Stored records:

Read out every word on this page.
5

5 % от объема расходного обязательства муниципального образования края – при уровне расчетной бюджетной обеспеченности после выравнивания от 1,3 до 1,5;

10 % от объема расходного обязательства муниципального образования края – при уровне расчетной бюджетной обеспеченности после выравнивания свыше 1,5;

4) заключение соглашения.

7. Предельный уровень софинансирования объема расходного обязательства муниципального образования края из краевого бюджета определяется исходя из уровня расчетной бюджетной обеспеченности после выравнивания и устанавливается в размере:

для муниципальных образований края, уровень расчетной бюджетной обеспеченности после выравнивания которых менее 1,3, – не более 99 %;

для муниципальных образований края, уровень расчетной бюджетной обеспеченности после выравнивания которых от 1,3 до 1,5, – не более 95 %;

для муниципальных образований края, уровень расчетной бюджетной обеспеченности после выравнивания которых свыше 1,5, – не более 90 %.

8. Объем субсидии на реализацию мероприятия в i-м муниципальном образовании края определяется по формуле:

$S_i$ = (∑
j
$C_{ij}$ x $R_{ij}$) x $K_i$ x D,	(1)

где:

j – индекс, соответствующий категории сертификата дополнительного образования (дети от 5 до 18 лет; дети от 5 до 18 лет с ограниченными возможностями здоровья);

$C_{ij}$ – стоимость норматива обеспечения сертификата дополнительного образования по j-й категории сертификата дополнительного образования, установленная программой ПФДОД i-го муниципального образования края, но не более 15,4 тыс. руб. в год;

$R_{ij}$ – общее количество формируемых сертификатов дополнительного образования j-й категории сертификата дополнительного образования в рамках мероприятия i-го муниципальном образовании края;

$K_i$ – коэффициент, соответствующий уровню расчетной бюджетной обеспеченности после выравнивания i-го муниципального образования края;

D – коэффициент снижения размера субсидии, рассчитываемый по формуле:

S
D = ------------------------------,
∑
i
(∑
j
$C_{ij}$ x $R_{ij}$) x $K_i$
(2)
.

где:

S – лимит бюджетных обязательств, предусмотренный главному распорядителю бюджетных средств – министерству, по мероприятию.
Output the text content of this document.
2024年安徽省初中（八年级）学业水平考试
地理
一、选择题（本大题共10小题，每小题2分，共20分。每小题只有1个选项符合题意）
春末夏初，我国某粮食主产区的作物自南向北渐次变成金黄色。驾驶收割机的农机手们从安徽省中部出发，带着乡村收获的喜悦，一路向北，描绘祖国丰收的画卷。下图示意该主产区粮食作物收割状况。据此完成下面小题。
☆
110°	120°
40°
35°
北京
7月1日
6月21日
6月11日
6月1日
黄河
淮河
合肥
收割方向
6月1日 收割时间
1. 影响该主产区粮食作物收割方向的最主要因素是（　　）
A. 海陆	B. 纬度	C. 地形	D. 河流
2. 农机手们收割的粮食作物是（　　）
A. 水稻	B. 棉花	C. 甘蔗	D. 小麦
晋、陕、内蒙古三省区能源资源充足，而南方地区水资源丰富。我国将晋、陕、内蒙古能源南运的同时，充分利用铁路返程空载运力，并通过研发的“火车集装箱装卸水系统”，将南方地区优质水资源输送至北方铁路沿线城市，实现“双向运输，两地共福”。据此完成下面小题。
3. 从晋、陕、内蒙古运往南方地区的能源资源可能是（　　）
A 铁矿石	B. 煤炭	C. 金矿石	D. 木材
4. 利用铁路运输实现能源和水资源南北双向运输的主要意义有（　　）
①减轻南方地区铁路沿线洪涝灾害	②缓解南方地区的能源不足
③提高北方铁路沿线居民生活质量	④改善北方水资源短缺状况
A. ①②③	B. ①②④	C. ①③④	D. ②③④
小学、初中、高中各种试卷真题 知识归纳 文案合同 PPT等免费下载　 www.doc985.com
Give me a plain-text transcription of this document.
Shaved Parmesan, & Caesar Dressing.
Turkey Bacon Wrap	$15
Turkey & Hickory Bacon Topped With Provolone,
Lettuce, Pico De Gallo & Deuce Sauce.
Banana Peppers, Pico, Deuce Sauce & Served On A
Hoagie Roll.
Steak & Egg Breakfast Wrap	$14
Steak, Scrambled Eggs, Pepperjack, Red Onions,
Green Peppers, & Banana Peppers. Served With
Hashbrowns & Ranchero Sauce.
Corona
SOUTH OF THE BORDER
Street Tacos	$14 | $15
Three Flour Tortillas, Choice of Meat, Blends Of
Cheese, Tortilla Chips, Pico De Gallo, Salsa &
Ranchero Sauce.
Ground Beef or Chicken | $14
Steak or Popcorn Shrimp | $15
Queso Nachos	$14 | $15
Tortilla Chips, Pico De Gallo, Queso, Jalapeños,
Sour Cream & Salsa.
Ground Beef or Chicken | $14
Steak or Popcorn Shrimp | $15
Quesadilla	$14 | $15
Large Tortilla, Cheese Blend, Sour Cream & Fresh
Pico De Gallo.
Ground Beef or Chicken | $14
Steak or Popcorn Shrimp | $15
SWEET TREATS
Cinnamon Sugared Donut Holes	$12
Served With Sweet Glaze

• **EXERCISE DIRECTIONS**: All of the data needs to be printed once more, exactly.

• **COMPLETE ANSWER**:
Read out every word on this page.
5

5 % от объема расходного обязательства муниципального образования края – при уровне расчетной бюджетной обеспеченности после выравнивания от 1,3 до 1,5;

10 % от объема расходного обязательства муниципального образования края – при уровне расчетной бюджетной обеспеченности после выравнивания свыше 1,5;

4) заключение соглашения.

7. Предельный уровень софинансирования объема расходного обязательства муниципального образования края из краевого бюджета определяется исходя из уровня расчетной бюджетной обеспеченности после выравнивания и устанавливается в размере:

для муниципальных образований края, уровень расчетной бюджетной обеспеченности после выравнивания которых менее 1,3, – не более 99 %;

для муниципальных образований края, уровень расчетной бюджетной обеспеченности после выравнивания которых от 1,3 до 1,5, – не более 95 %;

для муниципальных образований края, уровень расчетной бюджетной обеспеченности после выравнивания которых свыше 1,5, – не более 90 %.

8. Объем субсидии на реализацию мероприятия в i-м муниципальном образовании края определяется по формуле:

$S_i$ = (∑
j
$C_{ij}$ x $R_{ij}$) x $K_i$ x D,	(1)

где:

j – индекс, соответствующий категории сертификата дополнительного образования (дети от 5 до 18 лет; дети от 5 до 18 лет с ограниченными возможностями здоровья);

$C_{ij}$ – стоимость норматива обеспечения сертификата дополнительного образования по j-й категории сертификата дополнительного образования, установленная программой ПФДОД i-го муниципального образования края, но не более 15,4 тыс. руб. в год;

$R_{ij}$ – общее количество формируемых сертификатов дополнительного образования j-й категории сертификата дополнительного образования в рамках мероприятия i-го муниципальном образовании края;

$K_i$ – коэффициент, соответствующий уровню расчетной бюджетной обеспеченности после выравнивания i-го муниципального образования края;

D – коэффициент снижения размера субсидии, рассчитываемый по формуле:

S
D = ------------------------------,
∑
i
(∑
j
$C_{ij}$ x $R_{ij}$) x $K_i$
(2)
.

где:

S – лимит бюджетных обязательств, предусмотренный главному распорядителю бюджетных средств – министерству, по мероприятию.
Output the text content of this document.
2024年安徽省初中（八年级）学业水平考试
地理
一、选择题（本大题共10小题，每小题2分，共20分。每小题只有1个选项符合题意）
春末夏初，我国某粮食主产区的作物自南向北渐次变成金黄色。驾驶收割机的农机手们从安徽省中部出发，带着乡村收获的喜悦，一路向北，描绘祖国丰收的画卷。下图示意该主产区粮食作物收割状况。据此完成下面小题。
☆
110°	120°
40°
35°
北京
7月1日
6月21日
6月11日
6月1日
黄河
淮河
合肥
收割方向
6月1日 收割时间
1. 影响该主产区粮食作物收割方向的最主要因素是（　　）
A. 海陆	B. 纬度	C. 地形	D. 河流
2. 农机手们收割的粮食作物是（　　）
A. 水稻	B. 棉花	C. 甘蔗	D. 小麦
晋、陕、内蒙古三省区能源资源充足，而南方地区水资源丰富。我国将晋、陕、内蒙古能源南运的同时，充分利用铁路返程空载运力，并通过研发的“火车集装箱装卸水系统”，将南方地区优质水资源输送至北方铁路沿线城市，实现“双向运输，两地共福”。据此完成下面小题。
3. 从晋、陕、内蒙古运往南方地区的能源资源可能是（　　）
A 铁矿石	B. 煤炭	C. 金矿石	D. 木材
4. 利用铁路运输实现能源和水资源南北双向运输的主要意义有（　　）
①减轻南方地区铁路沿线洪涝灾害	②缓解南方地区的能源不足
③提高北方铁路沿线居民生活质量	④改善北方水资源短缺状况
A. ①②③	B. ①②④	C. ①③④	D. ②③④
小学、初中、高中各种试卷真题 知识归纳 文案合同 PPT等免费下载　 www.doc985.com
Give me a plain-text transcription of this document.
Shaved Parmesan, & Caesar Dressing.
Turkey Bacon Wrap	$15
Turkey & Hickory Bacon Topped With Provolone,
Lettuce, Pico De Gallo & Deuce Sauce.
Banana Peppers, Pico, Deuce Sauce & Served On A
Hoagie Roll.
Steak & Egg Breakfast Wrap	$14
Steak, Scrambled Eggs, Pepperjack, Red Onions,
Green Peppers, & Banana Peppers. Served With
Hashbrowns & Ranchero Sauce.
Corona
SOUTH OF THE BORDER
Street Tacos	$14 | $15
Three Flour Tortillas, Choice of Meat, Blends Of
Cheese, Tortilla Chips, Pico De Gallo, Salsa &
Ranchero Sauce.
Ground Beef or Chicken | $14
Steak or Popcorn Shrimp | $15
Queso Nachos	$14 | $15
Tortilla Chips, Pico De Gallo, Queso, Jalapeños,
Sour Cream & Salsa.
Ground Beef or Chicken | $14
Steak or Popcorn Shrimp | $15
Quesadilla	$14 | $15
Large Tortilla, Cheese Blend, Sour Cream & Fresh
Pico De Gallo.
Ground Beef or Chicken | $14
Steak or Popcorn Shrimp | $15
SWEET TREATS
Cinnamon Sugared Donut Holes	$12
Served With Sweet Glaze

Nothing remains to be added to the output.